--- BEGIN Data for processing ---
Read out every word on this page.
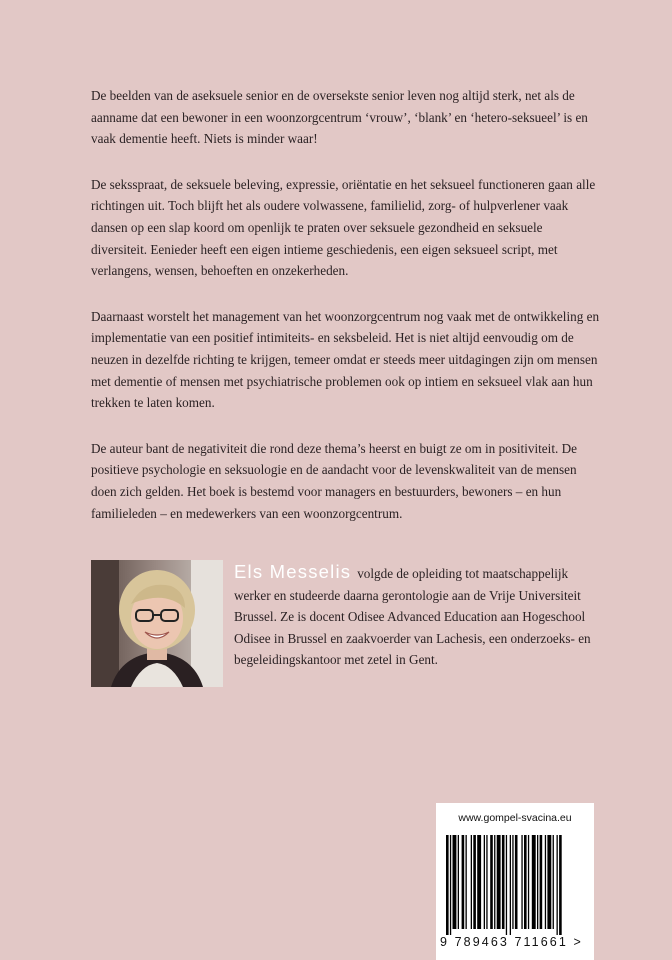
De beelden van de aseksuele senior en de oversekste senior leven nog altijd sterk, net als de aanname dat een bewoner in een woonzorgcentrum ‘vrouw’, ‘blank’ en ‘hetero-seksueel’ is en vaak dementie heeft. Niets is minder waar!

De seksspraat, de seksuele beleving, expressie, oriëntatie en het seksueel functioneren gaan alle richtingen uit. Toch blijft het als oudere volwassene, familielid, zorg- of hulpverlener vaak dansen op een slap koord om openlijk te praten over seksuele gezondheid en seksuele diversiteit. Eenieder heeft een eigen intieme geschiedenis, een eigen seksueel script, met verlangens, wensen, behoeften en onzekerheden.

Daarnaast worstelt het management van het woonzorgcentrum nog vaak met de ontwikkeling en implementatie van een positief intimiteits- en seksbeleid. Het is niet altijd eenvoudig om de neuzen in dezelfde richting te krijgen, temeer omdat er steeds meer uitdagingen zijn om mensen met dementie of mensen met psychiatrische problemen ook op intiem en seksueel vlak aan hun trekken te laten komen.

De auteur bant de negativiteit die rond deze thema’s heerst en buigt ze om in positiviteit. De positieve psychologie en seksuologie en de aandacht voor de levenskwaliteit van de mensen doen zich gelden. Het boek is bestemd voor managers en bestuurders, bewoners – en hun familieleden – en medewerkers van een woonzorgcentrum.

Els Messelis volgde de opleiding tot maatschappelijk werker en studeerde daarna gerontologie aan de Vrije Universiteit Brussel. Ze is docent Odisee Advanced Education aan Hogeschool Odisee in Brussel en zaakvoerder van Lachesis, een onderzoeks- en begeleidingskantoor met zetel in Gent.
www.gompel-svacina.eu
9 789463 711661 >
--- END Data for processing ---
Set problem.
Every line above should be returned exactly; the pictures stay out.

Solution for this exercise.
Read out every word on this page.
De beelden van de aseksuele senior en de oversekste senior leven nog altijd sterk, net als de aanname dat een bewoner in een woonzorgcentrum ‘vrouw’, ‘blank’ en ‘hetero-seksueel’ is en vaak dementie heeft. Niets is minder waar!

De seksspraat, de seksuele beleving, expressie, oriëntatie en het seksueel functioneren gaan alle richtingen uit. Toch blijft het als oudere volwassene, familielid, zorg- of hulpverlener vaak dansen op een slap koord om openlijk te praten over seksuele gezondheid en seksuele diversiteit. Eenieder heeft een eigen intieme geschiedenis, een eigen seksueel script, met verlangens, wensen, behoeften en onzekerheden.

Daarnaast worstelt het management van het woonzorgcentrum nog vaak met de ontwikkeling en implementatie van een positief intimiteits- en seksbeleid. Het is niet altijd eenvoudig om de neuzen in dezelfde richting te krijgen, temeer omdat er steeds meer uitdagingen zijn om mensen met dementie of mensen met psychiatrische problemen ook op intiem en seksueel vlak aan hun trekken te laten komen.

De auteur bant de negativiteit die rond deze thema’s heerst en buigt ze om in positiviteit. De positieve psychologie en seksuologie en de aandacht voor de levenskwaliteit van de mensen doen zich gelden. Het boek is bestemd voor managers en bestuurders, bewoners – en hun familieleden – en medewerkers van een woonzorgcentrum.

Els Messelis volgde de opleiding tot maatschappelijk werker en studeerde daarna gerontologie aan de Vrije Universiteit Brussel. Ze is docent Odisee Advanced Education aan Hogeschool Odisee in Brussel en zaakvoerder van Lachesis, een onderzoeks- en begeleidingskantoor met zetel in Gent.
www.gompel-svacina.eu
9 789463 711661 >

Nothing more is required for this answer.